- **The request**
Write out the whole listing again, exactly as given.

- **Supplied material**
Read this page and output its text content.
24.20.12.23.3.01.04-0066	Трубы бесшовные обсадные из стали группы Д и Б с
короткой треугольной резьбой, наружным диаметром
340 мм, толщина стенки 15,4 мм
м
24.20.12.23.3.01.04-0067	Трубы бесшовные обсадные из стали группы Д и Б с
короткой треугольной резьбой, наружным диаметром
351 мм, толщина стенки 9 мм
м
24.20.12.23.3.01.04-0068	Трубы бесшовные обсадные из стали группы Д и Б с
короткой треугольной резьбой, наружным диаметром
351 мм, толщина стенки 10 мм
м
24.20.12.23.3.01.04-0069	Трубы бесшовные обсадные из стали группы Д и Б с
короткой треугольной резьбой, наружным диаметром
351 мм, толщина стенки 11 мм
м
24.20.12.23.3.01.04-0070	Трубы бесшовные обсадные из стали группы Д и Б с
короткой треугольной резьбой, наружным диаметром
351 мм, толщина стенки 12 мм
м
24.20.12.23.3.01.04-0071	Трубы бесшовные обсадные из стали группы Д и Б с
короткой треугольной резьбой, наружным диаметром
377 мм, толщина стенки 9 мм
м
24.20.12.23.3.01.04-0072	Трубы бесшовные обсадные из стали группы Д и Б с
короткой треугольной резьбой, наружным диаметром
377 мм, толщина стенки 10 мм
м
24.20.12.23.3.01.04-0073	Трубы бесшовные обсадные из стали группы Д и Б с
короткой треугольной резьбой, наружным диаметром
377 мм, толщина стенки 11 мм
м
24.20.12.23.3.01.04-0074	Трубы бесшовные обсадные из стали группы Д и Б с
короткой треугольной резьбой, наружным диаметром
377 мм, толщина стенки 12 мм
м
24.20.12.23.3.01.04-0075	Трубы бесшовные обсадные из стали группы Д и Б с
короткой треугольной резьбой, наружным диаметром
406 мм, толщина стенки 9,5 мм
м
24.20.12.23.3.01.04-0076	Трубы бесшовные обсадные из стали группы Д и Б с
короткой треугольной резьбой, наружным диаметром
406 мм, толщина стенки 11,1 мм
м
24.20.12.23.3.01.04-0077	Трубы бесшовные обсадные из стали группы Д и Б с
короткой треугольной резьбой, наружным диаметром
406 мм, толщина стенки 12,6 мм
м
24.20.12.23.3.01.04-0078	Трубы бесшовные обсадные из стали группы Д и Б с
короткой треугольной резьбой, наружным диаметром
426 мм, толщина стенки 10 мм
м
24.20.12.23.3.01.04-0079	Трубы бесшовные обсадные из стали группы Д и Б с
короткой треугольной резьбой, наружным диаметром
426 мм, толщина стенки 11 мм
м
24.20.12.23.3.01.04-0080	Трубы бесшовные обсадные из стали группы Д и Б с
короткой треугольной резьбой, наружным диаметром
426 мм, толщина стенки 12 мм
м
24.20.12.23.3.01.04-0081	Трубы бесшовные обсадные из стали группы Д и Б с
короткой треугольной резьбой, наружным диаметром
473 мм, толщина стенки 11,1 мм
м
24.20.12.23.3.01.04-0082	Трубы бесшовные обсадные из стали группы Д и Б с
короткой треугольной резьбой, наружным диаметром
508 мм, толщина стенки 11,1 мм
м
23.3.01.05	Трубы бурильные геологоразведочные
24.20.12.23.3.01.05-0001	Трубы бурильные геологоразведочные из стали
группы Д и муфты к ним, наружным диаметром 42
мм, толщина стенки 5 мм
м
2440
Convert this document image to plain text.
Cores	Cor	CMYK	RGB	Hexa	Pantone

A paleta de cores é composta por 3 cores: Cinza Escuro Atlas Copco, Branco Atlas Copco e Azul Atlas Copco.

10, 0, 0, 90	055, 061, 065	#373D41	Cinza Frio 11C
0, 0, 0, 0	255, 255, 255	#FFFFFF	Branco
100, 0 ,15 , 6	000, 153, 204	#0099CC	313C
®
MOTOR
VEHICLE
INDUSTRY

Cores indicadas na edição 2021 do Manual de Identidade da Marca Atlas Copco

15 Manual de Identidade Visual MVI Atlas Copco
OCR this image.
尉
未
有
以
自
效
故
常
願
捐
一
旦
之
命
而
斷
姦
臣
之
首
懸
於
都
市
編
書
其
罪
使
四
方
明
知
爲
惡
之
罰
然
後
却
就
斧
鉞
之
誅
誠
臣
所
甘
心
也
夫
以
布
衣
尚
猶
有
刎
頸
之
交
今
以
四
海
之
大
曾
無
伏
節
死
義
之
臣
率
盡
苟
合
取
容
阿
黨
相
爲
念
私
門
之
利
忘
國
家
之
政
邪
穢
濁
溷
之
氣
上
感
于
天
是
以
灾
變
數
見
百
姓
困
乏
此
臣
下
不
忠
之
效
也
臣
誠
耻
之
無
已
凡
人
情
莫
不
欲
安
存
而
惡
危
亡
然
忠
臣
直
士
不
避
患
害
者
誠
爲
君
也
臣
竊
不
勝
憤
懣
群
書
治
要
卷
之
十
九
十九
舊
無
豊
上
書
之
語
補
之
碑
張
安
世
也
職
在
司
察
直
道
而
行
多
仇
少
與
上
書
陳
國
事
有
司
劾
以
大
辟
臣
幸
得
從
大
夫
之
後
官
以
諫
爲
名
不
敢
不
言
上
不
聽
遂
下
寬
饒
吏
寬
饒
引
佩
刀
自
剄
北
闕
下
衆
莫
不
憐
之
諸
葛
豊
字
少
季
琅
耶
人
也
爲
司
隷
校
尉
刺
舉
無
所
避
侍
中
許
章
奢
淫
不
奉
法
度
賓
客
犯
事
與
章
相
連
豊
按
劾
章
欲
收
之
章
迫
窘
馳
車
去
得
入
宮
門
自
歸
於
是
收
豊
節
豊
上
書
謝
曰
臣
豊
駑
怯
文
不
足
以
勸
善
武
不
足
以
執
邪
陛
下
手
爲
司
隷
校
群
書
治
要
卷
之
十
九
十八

- **Reply**
Read this page and output its text content.
24.20.12.23.3.01.04-0066	Трубы бесшовные обсадные из стали группы Д и Б с
короткой треугольной резьбой, наружным диаметром
340 мм, толщина стенки 15,4 мм
м
24.20.12.23.3.01.04-0067	Трубы бесшовные обсадные из стали группы Д и Б с
короткой треугольной резьбой, наружным диаметром
351 мм, толщина стенки 9 мм
м
24.20.12.23.3.01.04-0068	Трубы бесшовные обсадные из стали группы Д и Б с
короткой треугольной резьбой, наружным диаметром
351 мм, толщина стенки 10 мм
м
24.20.12.23.3.01.04-0069	Трубы бесшовные обсадные из стали группы Д и Б с
короткой треугольной резьбой, наружным диаметром
351 мм, толщина стенки 11 мм
м
24.20.12.23.3.01.04-0070	Трубы бесшовные обсадные из стали группы Д и Б с
короткой треугольной резьбой, наружным диаметром
351 мм, толщина стенки 12 мм
м
24.20.12.23.3.01.04-0071	Трубы бесшовные обсадные из стали группы Д и Б с
короткой треугольной резьбой, наружным диаметром
377 мм, толщина стенки 9 мм
м
24.20.12.23.3.01.04-0072	Трубы бесшовные обсадные из стали группы Д и Б с
короткой треугольной резьбой, наружным диаметром
377 мм, толщина стенки 10 мм
м
24.20.12.23.3.01.04-0073	Трубы бесшовные обсадные из стали группы Д и Б с
короткой треугольной резьбой, наружным диаметром
377 мм, толщина стенки 11 мм
м
24.20.12.23.3.01.04-0074	Трубы бесшовные обсадные из стали группы Д и Б с
короткой треугольной резьбой, наружным диаметром
377 мм, толщина стенки 12 мм
м
24.20.12.23.3.01.04-0075	Трубы бесшовные обсадные из стали группы Д и Б с
короткой треугольной резьбой, наружным диаметром
406 мм, толщина стенки 9,5 мм
м
24.20.12.23.3.01.04-0076	Трубы бесшовные обсадные из стали группы Д и Б с
короткой треугольной резьбой, наружным диаметром
406 мм, толщина стенки 11,1 мм
м
24.20.12.23.3.01.04-0077	Трубы бесшовные обсадные из стали группы Д и Б с
короткой треугольной резьбой, наружным диаметром
406 мм, толщина стенки 12,6 мм
м
24.20.12.23.3.01.04-0078	Трубы бесшовные обсадные из стали группы Д и Б с
короткой треугольной резьбой, наружным диаметром
426 мм, толщина стенки 10 мм
м
24.20.12.23.3.01.04-0079	Трубы бесшовные обсадные из стали группы Д и Б с
короткой треугольной резьбой, наружным диаметром
426 мм, толщина стенки 11 мм
м
24.20.12.23.3.01.04-0080	Трубы бесшовные обсадные из стали группы Д и Б с
короткой треугольной резьбой, наружным диаметром
426 мм, толщина стенки 12 мм
м
24.20.12.23.3.01.04-0081	Трубы бесшовные обсадные из стали группы Д и Б с
короткой треугольной резьбой, наружным диаметром
473 мм, толщина стенки 11,1 мм
м
24.20.12.23.3.01.04-0082	Трубы бесшовные обсадные из стали группы Д и Б с
короткой треугольной резьбой, наружным диаметром
508 мм, толщина стенки 11,1 мм
м
23.3.01.05	Трубы бурильные геологоразведочные
24.20.12.23.3.01.05-0001	Трубы бурильные геологоразведочные из стали
группы Д и муфты к ним, наружным диаметром 42
мм, толщина стенки 5 мм
м
2440
Convert this document image to plain text.
Cores	Cor	CMYK	RGB	Hexa	Pantone

A paleta de cores é composta por 3 cores: Cinza Escuro Atlas Copco, Branco Atlas Copco e Azul Atlas Copco.

10, 0, 0, 90	055, 061, 065	#373D41	Cinza Frio 11C
0, 0, 0, 0	255, 255, 255	#FFFFFF	Branco
100, 0 ,15 , 6	000, 153, 204	#0099CC	313C
®
MOTOR
VEHICLE
INDUSTRY

Cores indicadas na edição 2021 do Manual de Identidade da Marca Atlas Copco

15 Manual de Identidade Visual MVI Atlas Copco
OCR this image.
尉
未
有
以
自
效
故
常
願
捐
一
旦
之
命
而
斷
姦
臣
之
首
懸
於
都
市
編
書
其
罪
使
四
方
明
知
爲
惡
之
罰
然
後
却
就
斧
鉞
之
誅
誠
臣
所
甘
心
也
夫
以
布
衣
尚
猶
有
刎
頸
之
交
今
以
四
海
之
大
曾
無
伏
節
死
義
之
臣
率
盡
苟
合
取
容
阿
黨
相
爲
念
私
門
之
利
忘
國
家
之
政
邪
穢
濁
溷
之
氣
上
感
于
天
是
以
灾
變
數
見
百
姓
困
乏
此
臣
下
不
忠
之
效
也
臣
誠
耻
之
無
已
凡
人
情
莫
不
欲
安
存
而
惡
危
亡
然
忠
臣
直
士
不
避
患
害
者
誠
爲
君
也
臣
竊
不
勝
憤
懣
群
書
治
要
卷
之
十
九
十九
舊
無
豊
上
書
之
語
補
之
碑
張
安
世
也
職
在
司
察
直
道
而
行
多
仇
少
與
上
書
陳
國
事
有
司
劾
以
大
辟
臣
幸
得
從
大
夫
之
後
官
以
諫
爲
名
不
敢
不
言
上
不
聽
遂
下
寬
饒
吏
寬
饒
引
佩
刀
自
剄
北
闕
下
衆
莫
不
憐
之
諸
葛
豊
字
少
季
琅
耶
人
也
爲
司
隷
校
尉
刺
舉
無
所
避
侍
中
許
章
奢
淫
不
奉
法
度
賓
客
犯
事
與
章
相
連
豊
按
劾
章
欲
收
之
章
迫
窘
馳
車
去
得
入
宮
門
自
歸
於
是
收
豊
節
豊
上
書
謝
曰
臣
豊
駑
怯
文
不
足
以
勸
善
武
不
足
以
執
邪
陛
下
手
爲
司
隷
校
群
書
治
要
卷
之
十
九
十八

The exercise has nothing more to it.